*EXERCISE OBJECTIVE*
From the entries that follow, gather each line holding the word "BOUNDARY".

Data entries for graphics

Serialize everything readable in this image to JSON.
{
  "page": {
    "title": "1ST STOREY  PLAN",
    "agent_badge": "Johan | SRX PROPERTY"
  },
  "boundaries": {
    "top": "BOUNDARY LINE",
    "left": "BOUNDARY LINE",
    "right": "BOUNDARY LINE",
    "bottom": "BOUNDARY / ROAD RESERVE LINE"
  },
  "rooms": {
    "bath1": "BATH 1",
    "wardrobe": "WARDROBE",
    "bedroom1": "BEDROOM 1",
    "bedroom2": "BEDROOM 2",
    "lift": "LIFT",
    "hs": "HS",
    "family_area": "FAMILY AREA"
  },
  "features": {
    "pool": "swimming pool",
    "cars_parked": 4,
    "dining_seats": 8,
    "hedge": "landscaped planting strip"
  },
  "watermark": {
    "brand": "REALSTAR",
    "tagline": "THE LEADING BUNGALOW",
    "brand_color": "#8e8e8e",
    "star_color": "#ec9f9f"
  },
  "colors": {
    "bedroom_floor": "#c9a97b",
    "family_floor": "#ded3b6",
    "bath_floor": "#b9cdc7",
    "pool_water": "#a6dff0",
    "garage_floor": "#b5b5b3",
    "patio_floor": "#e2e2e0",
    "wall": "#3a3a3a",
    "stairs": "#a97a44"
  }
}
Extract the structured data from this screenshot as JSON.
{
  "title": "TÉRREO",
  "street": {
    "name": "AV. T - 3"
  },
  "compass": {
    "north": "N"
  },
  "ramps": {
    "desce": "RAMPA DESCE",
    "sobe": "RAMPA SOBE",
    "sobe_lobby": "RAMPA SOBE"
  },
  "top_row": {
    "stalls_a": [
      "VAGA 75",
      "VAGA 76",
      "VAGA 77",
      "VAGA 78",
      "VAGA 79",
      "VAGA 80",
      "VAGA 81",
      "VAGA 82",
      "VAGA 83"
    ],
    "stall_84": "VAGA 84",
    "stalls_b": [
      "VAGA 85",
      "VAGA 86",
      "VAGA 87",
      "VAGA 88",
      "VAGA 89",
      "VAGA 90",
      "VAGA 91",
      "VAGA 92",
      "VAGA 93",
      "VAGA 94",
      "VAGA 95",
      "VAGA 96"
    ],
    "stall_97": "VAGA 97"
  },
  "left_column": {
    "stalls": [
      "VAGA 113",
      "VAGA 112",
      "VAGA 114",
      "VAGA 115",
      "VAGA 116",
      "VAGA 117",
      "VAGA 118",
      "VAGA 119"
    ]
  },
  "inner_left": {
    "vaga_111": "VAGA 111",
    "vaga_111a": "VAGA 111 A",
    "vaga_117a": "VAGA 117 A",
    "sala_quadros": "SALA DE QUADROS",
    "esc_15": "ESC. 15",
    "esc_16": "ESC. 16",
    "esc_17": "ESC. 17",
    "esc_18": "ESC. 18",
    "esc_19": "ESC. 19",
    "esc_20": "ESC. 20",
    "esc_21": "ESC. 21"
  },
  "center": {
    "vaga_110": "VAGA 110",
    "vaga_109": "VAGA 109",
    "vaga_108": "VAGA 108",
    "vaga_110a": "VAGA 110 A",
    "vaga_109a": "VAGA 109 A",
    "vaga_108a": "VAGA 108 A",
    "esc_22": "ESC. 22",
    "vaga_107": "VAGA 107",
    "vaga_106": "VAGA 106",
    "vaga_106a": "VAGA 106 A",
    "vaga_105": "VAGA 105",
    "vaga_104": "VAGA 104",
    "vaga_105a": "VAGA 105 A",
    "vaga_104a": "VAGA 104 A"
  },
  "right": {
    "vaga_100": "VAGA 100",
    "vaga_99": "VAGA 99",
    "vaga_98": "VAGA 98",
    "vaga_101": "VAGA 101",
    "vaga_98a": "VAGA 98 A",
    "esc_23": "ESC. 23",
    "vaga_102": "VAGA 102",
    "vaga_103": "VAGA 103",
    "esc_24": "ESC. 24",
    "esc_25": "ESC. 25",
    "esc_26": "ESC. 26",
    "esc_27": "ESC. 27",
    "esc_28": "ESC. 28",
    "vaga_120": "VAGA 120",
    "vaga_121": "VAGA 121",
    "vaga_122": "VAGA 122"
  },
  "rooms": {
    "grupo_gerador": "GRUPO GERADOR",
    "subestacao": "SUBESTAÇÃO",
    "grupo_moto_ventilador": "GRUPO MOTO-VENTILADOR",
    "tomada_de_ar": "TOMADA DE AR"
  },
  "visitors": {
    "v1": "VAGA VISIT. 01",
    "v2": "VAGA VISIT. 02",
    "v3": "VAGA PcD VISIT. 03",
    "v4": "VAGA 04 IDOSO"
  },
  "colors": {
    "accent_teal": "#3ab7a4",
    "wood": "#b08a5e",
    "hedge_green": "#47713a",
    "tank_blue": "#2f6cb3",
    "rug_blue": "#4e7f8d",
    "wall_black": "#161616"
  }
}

*RESPONSE BELOW*
    "top": "BOUNDARY LINE",
    "left": "BOUNDARY LINE",
    "right": "BOUNDARY LINE",
    "bottom": "BOUNDARY / ROAD RESERVE LINE"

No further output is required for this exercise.